Херсонский театр был музыкально-драматическим, там ставились спектакли, в которых были песни и ганцы. В таких пьесах, как «Бесталанная» И.Карпенко-Карого, «Дай сердцу волю, заведет в неволю» М.Кропивницкого, «Назар Стодоля» Г.Шевченко. обязательно присутствовали на сцене колоритные персонажи — народные музыканты. Поэтому при приеме в театр учитывали способность актеров петь и танцевать.
И вот до Цюрупинска дошла весть, что Херсонский театр объявил набор в студию. Я загорелся и решил, что должен поступить туда, должен учиться там, — это было то, к чему я стремился всей душой, о чем мечтал. До областного центра пришлось добираться на барже с арбузами, потому что мы с мамой жили очень бедно, у меня не было денег даже чтобы заплатить за билет на пароход.
На просмотре в театре я так волновался, что, когда меня попросили что-нибудь спеть, затянул «Интернационал»: «Вставай, проклятьем заклейменный…» Не более не менее… Ничего другого в тот момент вспомнить не мог — ни ядреных частушек, ни жалостных песен, которые так нравились односельчанам.
**********
Задание 1
На чём, согласно тексту для чтения, пришлось добираться до областного центра?
Задание 2
Перепишите слово в слово фрагмент текста для чтения, который начинается словами «На просмотре в» и заканчивается словами «так нравились односельчанам.».

Исходные данные
**********
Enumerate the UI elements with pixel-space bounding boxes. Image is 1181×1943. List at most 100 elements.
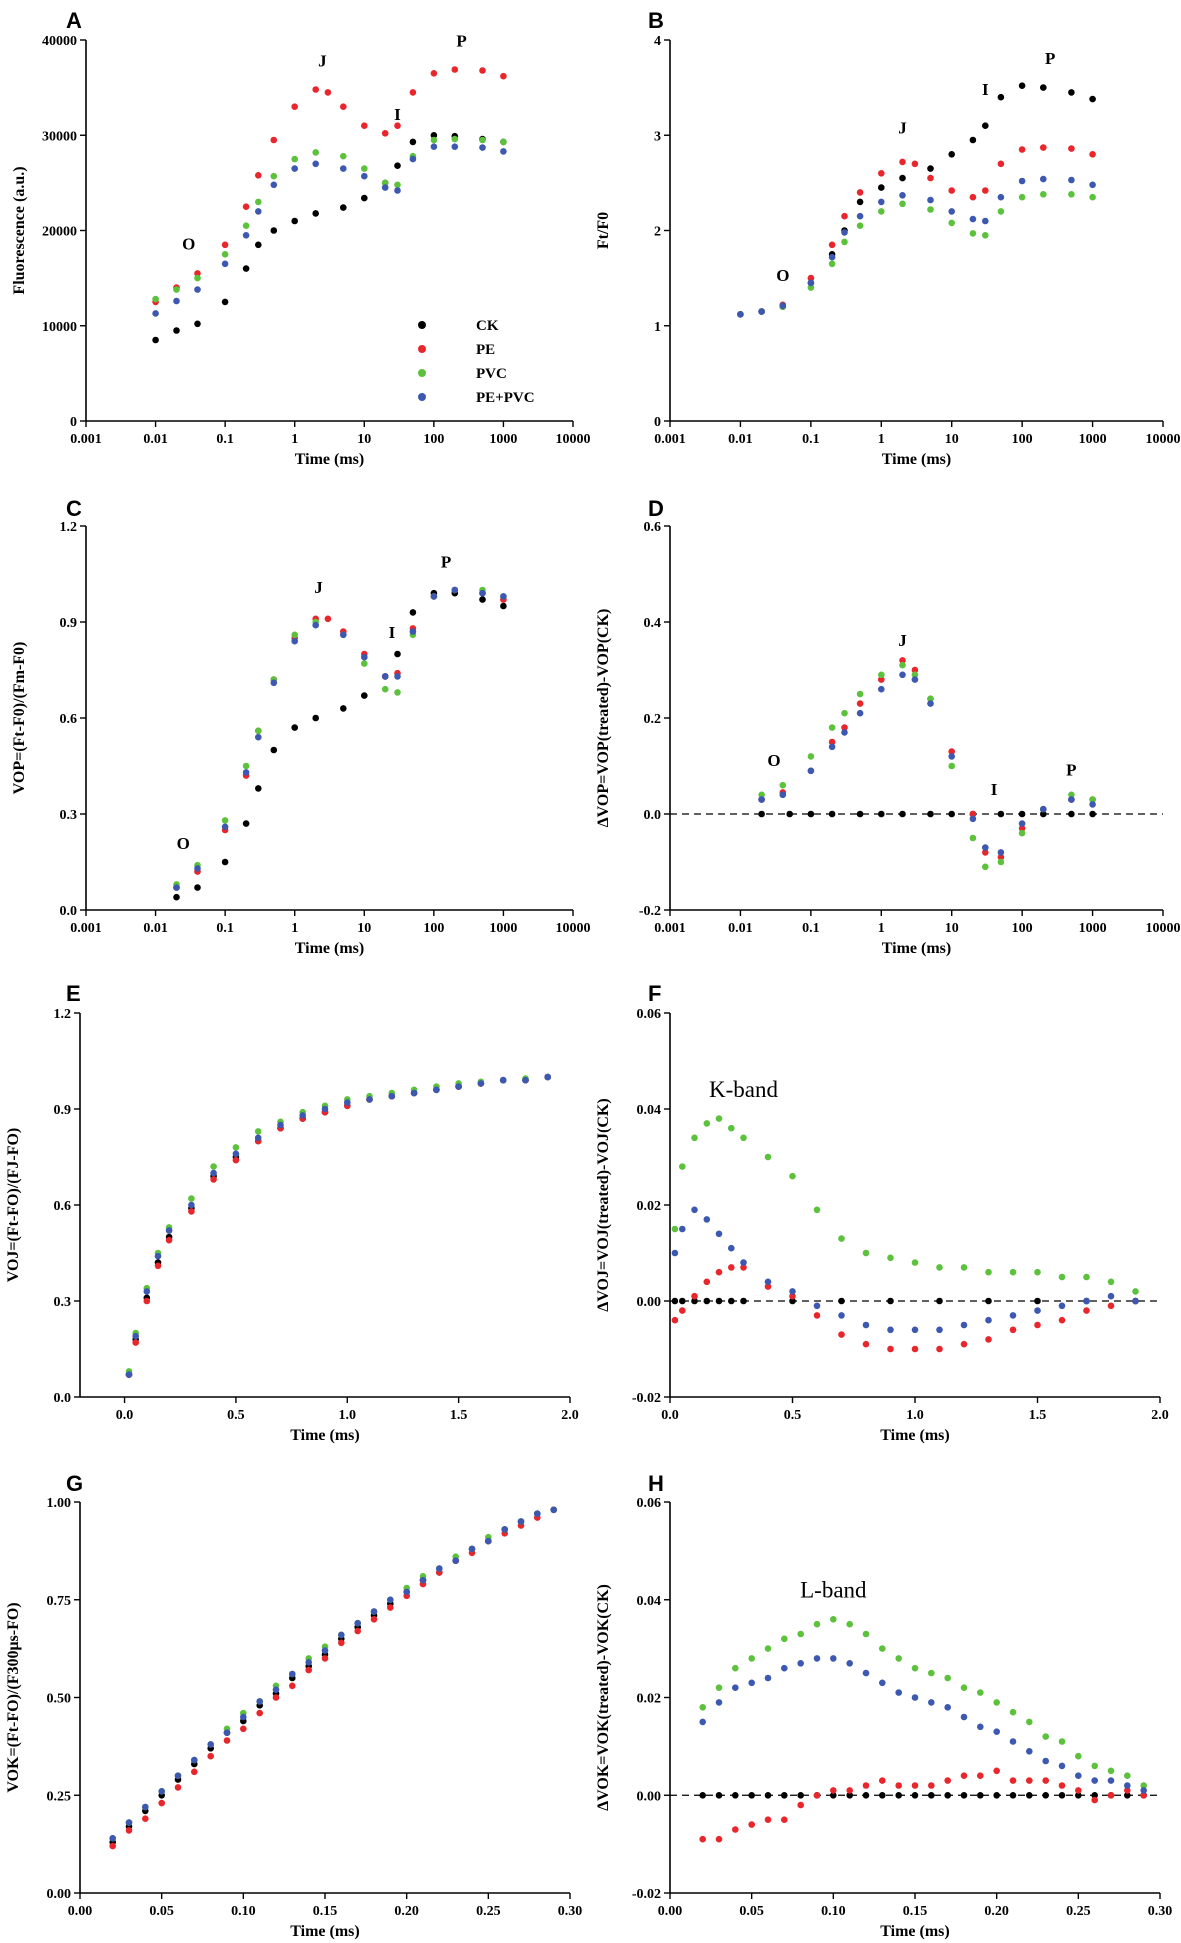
**********
Образец решения 1
На барже с арбузами.

Образец решения 2
На просмотре в театре я так волновался, что, когда меня попросили что-нибудь спеть, затянул «Интернационал»: «Вставай, проклятьем заклейменный…» Не более не менее… Ничего другого в тот момент вспомнить не мог — ни ядреных частушек, ни жалостных песен, которые так нравились односельчанам.